Reproduce every line of the listing exactly.

_ _ _ _ _ _ _

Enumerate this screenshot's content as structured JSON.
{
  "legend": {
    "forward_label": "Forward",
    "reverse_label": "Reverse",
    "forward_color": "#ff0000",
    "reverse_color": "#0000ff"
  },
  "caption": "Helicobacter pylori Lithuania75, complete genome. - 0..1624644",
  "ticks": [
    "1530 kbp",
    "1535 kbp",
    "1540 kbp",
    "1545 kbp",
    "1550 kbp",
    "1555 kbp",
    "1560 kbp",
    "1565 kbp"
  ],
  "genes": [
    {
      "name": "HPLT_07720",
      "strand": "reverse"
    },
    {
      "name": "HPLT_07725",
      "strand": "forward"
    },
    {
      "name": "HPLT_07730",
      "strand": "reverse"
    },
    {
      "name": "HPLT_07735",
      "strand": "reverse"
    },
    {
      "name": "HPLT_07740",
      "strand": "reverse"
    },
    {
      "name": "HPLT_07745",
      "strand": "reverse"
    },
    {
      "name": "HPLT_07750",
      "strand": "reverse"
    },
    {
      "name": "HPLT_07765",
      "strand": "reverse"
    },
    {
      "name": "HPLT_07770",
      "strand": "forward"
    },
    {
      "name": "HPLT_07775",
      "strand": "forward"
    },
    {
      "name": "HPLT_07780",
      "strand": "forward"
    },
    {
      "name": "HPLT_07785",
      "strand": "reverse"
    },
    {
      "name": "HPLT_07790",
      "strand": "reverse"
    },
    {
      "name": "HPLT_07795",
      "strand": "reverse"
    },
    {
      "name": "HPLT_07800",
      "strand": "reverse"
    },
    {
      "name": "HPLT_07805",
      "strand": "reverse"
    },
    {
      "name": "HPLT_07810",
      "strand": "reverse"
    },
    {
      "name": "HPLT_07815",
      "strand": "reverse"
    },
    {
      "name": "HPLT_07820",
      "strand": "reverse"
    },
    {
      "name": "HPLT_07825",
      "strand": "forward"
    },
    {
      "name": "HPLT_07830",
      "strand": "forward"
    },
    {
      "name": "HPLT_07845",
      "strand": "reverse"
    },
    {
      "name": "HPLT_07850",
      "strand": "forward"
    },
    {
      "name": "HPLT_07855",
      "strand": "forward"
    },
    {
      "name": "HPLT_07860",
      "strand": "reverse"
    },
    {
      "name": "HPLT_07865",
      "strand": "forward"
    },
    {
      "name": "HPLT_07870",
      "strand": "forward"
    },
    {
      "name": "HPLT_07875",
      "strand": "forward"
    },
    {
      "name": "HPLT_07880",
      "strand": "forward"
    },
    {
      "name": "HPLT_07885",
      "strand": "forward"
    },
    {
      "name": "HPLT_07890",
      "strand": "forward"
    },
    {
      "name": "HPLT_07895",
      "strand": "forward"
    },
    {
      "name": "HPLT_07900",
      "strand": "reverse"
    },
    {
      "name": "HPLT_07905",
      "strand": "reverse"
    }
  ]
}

_ _ _ _ _ _ _

> **Result of this task**
Enumerate this screenshot's content as structured JSON.
{
  "legend": {
    "forward_label": "Forward",
    "reverse_label": "Reverse",
    "forward_color": "#ff0000",
    "reverse_color": "#0000ff"
  },
  "caption": "Helicobacter pylori Lithuania75, complete genome. - 0..1624644",
  "ticks": [
    "1530 kbp",
    "1535 kbp",
    "1540 kbp",
    "1545 kbp",
    "1550 kbp",
    "1555 kbp",
    "1560 kbp",
    "1565 kbp"
  ],
  "genes": [
    {
      "name": "HPLT_07720",
      "strand": "reverse"
    },
    {
      "name": "HPLT_07725",
      "strand": "forward"
    },
    {
      "name": "HPLT_07730",
      "strand": "reverse"
    },
    {
      "name": "HPLT_07735",
      "strand": "reverse"
    },
    {
      "name": "HPLT_07740",
      "strand": "reverse"
    },
    {
      "name": "HPLT_07745",
      "strand": "reverse"
    },
    {
      "name": "HPLT_07750",
      "strand": "reverse"
    },
    {
      "name": "HPLT_07765",
      "strand": "reverse"
    },
    {
      "name": "HPLT_07770",
      "strand": "forward"
    },
    {
      "name": "HPLT_07775",
      "strand": "forward"
    },
    {
      "name": "HPLT_07780",
      "strand": "forward"
    },
    {
      "name": "HPLT_07785",
      "strand": "reverse"
    },
    {
      "name": "HPLT_07790",
      "strand": "reverse"
    },
    {
      "name": "HPLT_07795",
      "strand": "reverse"
    },
    {
      "name": "HPLT_07800",
      "strand": "reverse"
    },
    {
      "name": "HPLT_07805",
      "strand": "reverse"
    },
    {
      "name": "HPLT_07810",
      "strand": "reverse"
    },
    {
      "name": "HPLT_07815",
      "strand": "reverse"
    },
    {
      "name": "HPLT_07820",
      "strand": "reverse"
    },
    {
      "name": "HPLT_07825",
      "strand": "forward"
    },
    {
      "name": "HPLT_07830",
      "strand": "forward"
    },
    {
      "name": "HPLT_07845",
      "strand": "reverse"
    },
    {
      "name": "HPLT_07850",
      "strand": "forward"
    },
    {
      "name": "HPLT_07855",
      "strand": "forward"
    },
    {
      "name": "HPLT_07860",
      "strand": "reverse"
    },
    {
      "name": "HPLT_07865",
      "strand": "forward"
    },
    {
      "name": "HPLT_07870",
      "strand": "forward"
    },
    {
      "name": "HPLT_07875",
      "strand": "forward"
    },
    {
      "name": "HPLT_07880",
      "strand": "forward"
    },
    {
      "name": "HPLT_07885",
      "strand": "forward"
    },
    {
      "name": "HPLT_07890",
      "strand": "forward"
    },
    {
      "name": "HPLT_07895",
      "strand": "forward"
    },
    {
      "name": "HPLT_07900",
      "strand": "reverse"
    },
    {
      "name": "HPLT_07905",
      "strand": "reverse"
    }
  ]
}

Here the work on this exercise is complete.